Data extracts
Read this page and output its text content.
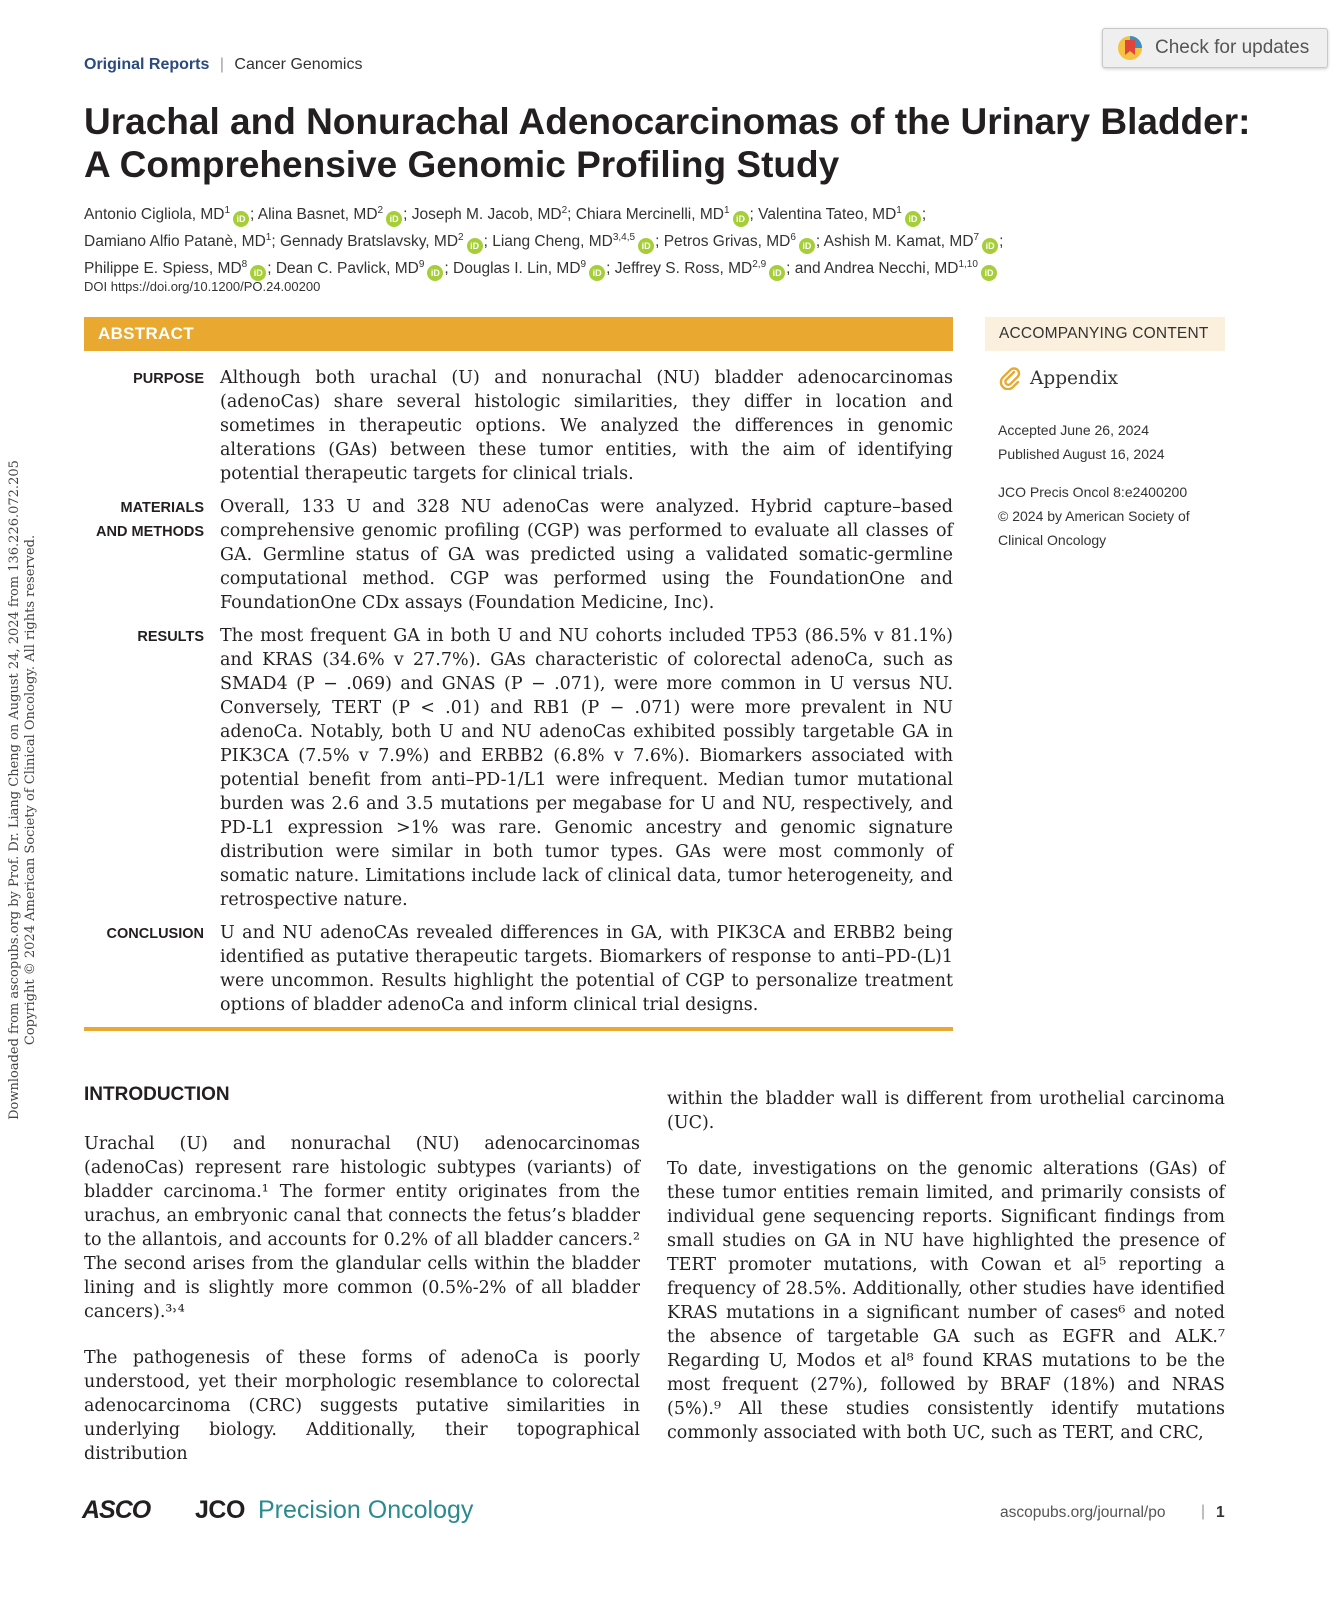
Original Reports | Cancer Genomics
Check for updates
Urachal and Nonurachal Adenocarcinomas of the Urinary Bladder: A Comprehensive Genomic Profiling Study
Antonio Cigliola, $MD^1iD$ ; Alina Basnet, $MD^2iD$ ; Joseph M. Jacob, $MD^2$; Chiara Mercinelli, $MD^1iD$ ; Valentina Tateo, $MD^1iD$ ;
Damiano Alfio Patanè, $MD^1$; Gennady Bratslavsky, $MD^2iD$ ; Liang Cheng, MD$^{3,4,5}$iD ; Petros Grivas, $MD^6iD$ ; Ashish M. Kamat, $MD^7iD$ ;
Philippe E. Spiess, $MD^8iD$ ; Dean C. Pavlick, $MD^9iD$ ; Douglas I. Lin, $MD^9iD$ ; Jeffrey S. Ross, MD$^{2,9}$iD ; and Andrea Necchi, MD$^{1,10}$iD
DOI https://doi.org/10.1200/PO.24.00200
ABSTRACT
PURPOSE Although both urachal (U) and nonurachal (NU) bladder adenocarcinomas (adenoCas) share several histologic similarities, they differ in location and sometimes in therapeutic options. We analyzed the differences in genomic alterations (GAs) between these tumor entities, with the aim of identifying potential therapeutic targets for clinical trials.
MATERIALS
AND METHODS
Overall, 133 U and 328 NU adenoCas were analyzed. Hybrid capture–based comprehensive genomic profiling (CGP) was performed to evaluate all classes of GA. Germline status of GA was predicted using a validated somatic-germline computational method. CGP was performed using the FoundationOne and FoundationOne CDx assays (Foundation Medicine, Inc).
RESULTS The most frequent GA in both U and NU cohorts included TP53 (86.5% v 81.1%) and KRAS (34.6% v 27.7%). GAs characteristic of colorectal adenoCa, such as SMAD4 (P − .069) and GNAS (P − .071), were more common in U versus NU. Conversely, TERT (P < .01) and RB1 (P − .071) were more prevalent in NU adenoCa. Notably, both U and NU adenoCas exhibited possibly targetable GA in PIK3CA (7.5% v 7.9%) and ERBB2 (6.8% v 7.6%). Biomarkers associated with potential benefit from anti–PD-1/L1 were infrequent. Median tumor mutational burden was 2.6 and 3.5 mutations per megabase for U and NU, respectively, and PD-L1 expression >1% was rare. Genomic ancestry and genomic signature distribution were similar in both tumor types. GAs were most commonly of somatic nature. Limitations include lack of clinical data, tumor heterogeneity, and retrospective nature.
CONCLUSION U and NU adenoCAs revealed differences in GA, with PIK3CA and ERBB2 being identified as putative therapeutic targets. Biomarkers of response to anti–PD-(L)1 were uncommon. Results highlight the potential of CGP to personalize treatment options of bladder adenoCa and inform clinical trial designs.
ACCOMPANYING CONTENT
Appendix
Accepted June 26, 2024
Published August 16, 2024
JCO Precis Oncol 8:e2400200
© 2024 by American Society of Clinical Oncology
Downloaded from ascopubs.org by Prof. Dr. Liang Cheng on August 24, 2024 from 136.226.072.205 Copyright © 2024 American Society of Clinical Oncology. All rights reserved.
INTRODUCTION

Urachal (U) and nonurachal (NU) adenocarcinomas (adenoCas) represent rare histologic subtypes (variants) of bladder carcinoma.¹ The former entity originates from the urachus, an embryonic canal that connects the fetus’s bladder to the allantois, and accounts for 0.2% of all bladder cancers.² The second arises from the glandular cells within the bladder lining and is slightly more common (0.5%-2% of all bladder cancers).³˒⁴

The pathogenesis of these forms of adenoCa is poorly understood, yet their morphologic resemblance to colorectal adenocarcinoma (CRC) suggests putative similarities in underlying biology. Additionally, their topographical distribution

within the bladder wall is different from urothelial carcinoma (UC).

To date, investigations on the genomic alterations (GAs) of these tumor entities remain limited, and primarily consists of individual gene sequencing reports. Significant findings from small studies on GA in NU have highlighted the presence of TERT promoter mutations, with Cowan et al⁵ reporting a frequency of 28.5%. Additionally, other studies have identified KRAS mutations in a significant number of cases⁶ and noted the absence of targetable GA such as EGFR and ALK.⁷ Regarding U, Modos et al⁸ found KRAS mutations to be the most frequent (27%), followed by BRAF (18%) and NRAS (5%).⁹ All these studies consistently identify mutations commonly associated with both UC, such as TERT, and CRC,

ASCO JCO Precision Oncology	ascopubs.org/journal/po | 1
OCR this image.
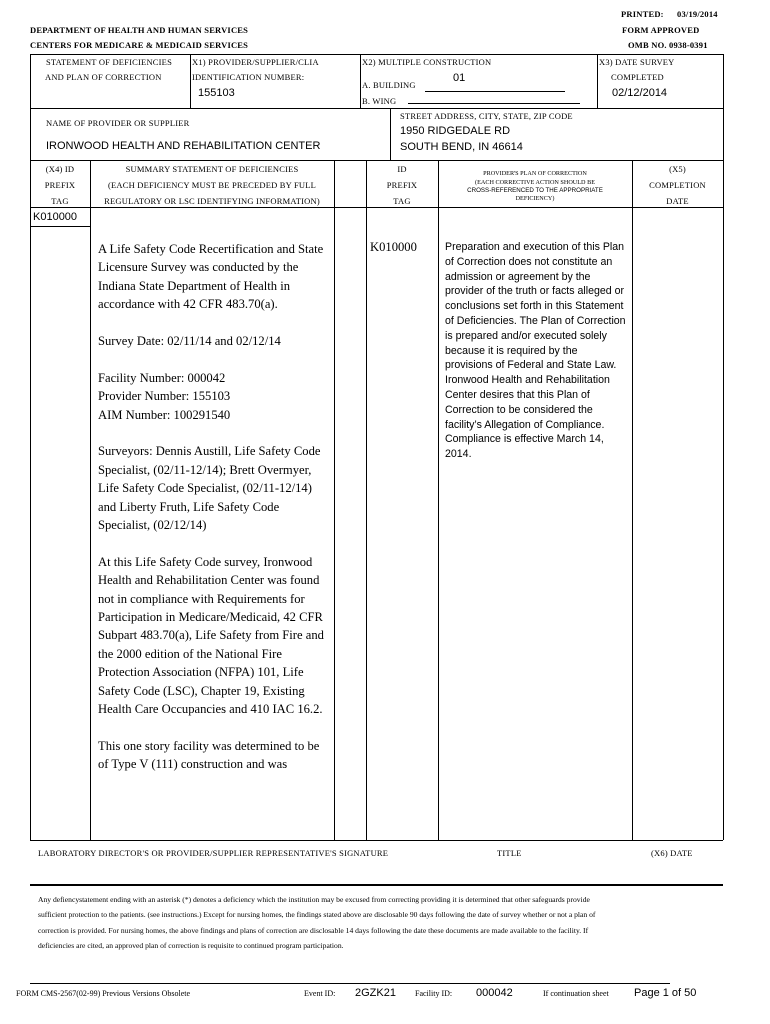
PRINTED: 03/19/2014
DEPARTMENT OF HEALTH AND HUMAN SERVICES	FORM APPROVED
CENTERS FOR MEDICARE & MEDICAID SERVICES	OMB NO. 0938-0391
STATEMENT OF DEFICIENCIES
AND PLAN OF CORRECTION
X1) PROVIDER/SUPPLIER/CLIA
IDENTIFICATION NUMBER:
155103
X2) MULTIPLE CONSTRUCTION
A. BUILDING
01
B. WING
X3) DATE SURVEY
COMPLETED
02/12/2014
NAME OF PROVIDER OR SUPPLIER
IRONWOOD HEALTH AND REHABILITATION CENTER
STREET ADDRESS, CITY, STATE, ZIP CODE
1950 RIDGEDALE RD
SOUTH BEND, IN 46614
(X4) ID
PREFIX
TAG
SUMMARY STATEMENT OF DEFICIENCIES
(EACH DEFICIENCY MUST BE PRECEDED BY FULL
REGULATORY OR LSC IDENTIFYING INFORMATION)
ID
PREFIX
TAG
PROVIDER'S PLAN OF CORRECTION
(EACH CORRECTIVE ACTION SHOULD BE
CROSS-REFERENCED TO THE APPROPRIATE
DEFICIENCY)
(X5)
COMPLETION
DATE
K010000
K010000

A Life Safety Code Recertification and State Licensure Survey was conducted by the Indiana State Department of Health in accordance with 42 CFR 483.70(a).

Survey Date: 02/11/14 and 02/12/14

Facility Number: 000042
Provider Number: 155103
AIM Number: 100291540

Surveyors: Dennis Austill, Life Safety Code Specialist, (02/11-12/14); Brett Overmyer, Life Safety Code Specialist, (02/11-12/14) and Liberty Fruth, Life Safety Code Specialist, (02/12/14)

At this Life Safety Code survey, Ironwood Health and Rehabilitation Center was found not in compliance with Requirements for Participation in Medicare/Medicaid, 42 CFR Subpart 483.70(a), Life Safety from Fire and the 2000 edition of the National Fire Protection Association (NFPA) 101, Life Safety Code (LSC), Chapter 19, Existing Health Care Occupancies and 410 IAC 16.2.

This one story facility was determined to be of Type V (111) construction and was

Preparation and execution of this Plan of Correction does not constitute an admission or agreement by the provider of the truth or facts alleged or conclusions set forth in this Statement of Deficiencies. The Plan of Correction is prepared and/or executed solely because it is required by the provisions of Federal and State Law. Ironwood Health and Rehabilitation Center desires that this Plan of Correction to be considered the facility’s Allegation of Compliance. Compliance is effective March 14, 2014.
LABORATORY DIRECTOR'S OR PROVIDER/SUPPLIER REPRESENTATIVE'S SIGNATURE	TITLE	(X6) DATE
Any defiencystatement ending with an asterisk (*) denotes a deficiency which the institution may be excused from correcting providing it is determined that other safeguards provide sufficient protection to the patients. (see instructions.) Except for nursing homes, the findings stated above are disclosable 90 days following the date of survey whether or not a plan of correction is provided. For nursing homes, the above findings and plans of correction are disclosable 14 days following the date these documents are made available to the facility. If deficiencies are cited, an approved plan of correction is requisite to continued program participation.
FORM CMS-2567(02-99) Previous Versions Obsolete	Event ID: 2GZK21 Facility ID: 000042	If continuation sheet Page 1 of 50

Work item
Each line in the data that holds the word "Cheng" must be copied.

Result of this task
Damiano Alfio Patanè, $MD^1$; Gennady Bratslavsky, $MD^2iD$ ; Liang Cheng, MD$^{3,4,5}$iD ; Petros Grivas, $MD^6iD$ ; Ashish M. Kamat, $MD^7iD$ ;
Downloaded from ascopubs.org by Prof. Dr. Liang Cheng on August 24, 2024 from 136.226.072.205 Copyright © 2024 American Society of Clinical Oncology. All rights reserved.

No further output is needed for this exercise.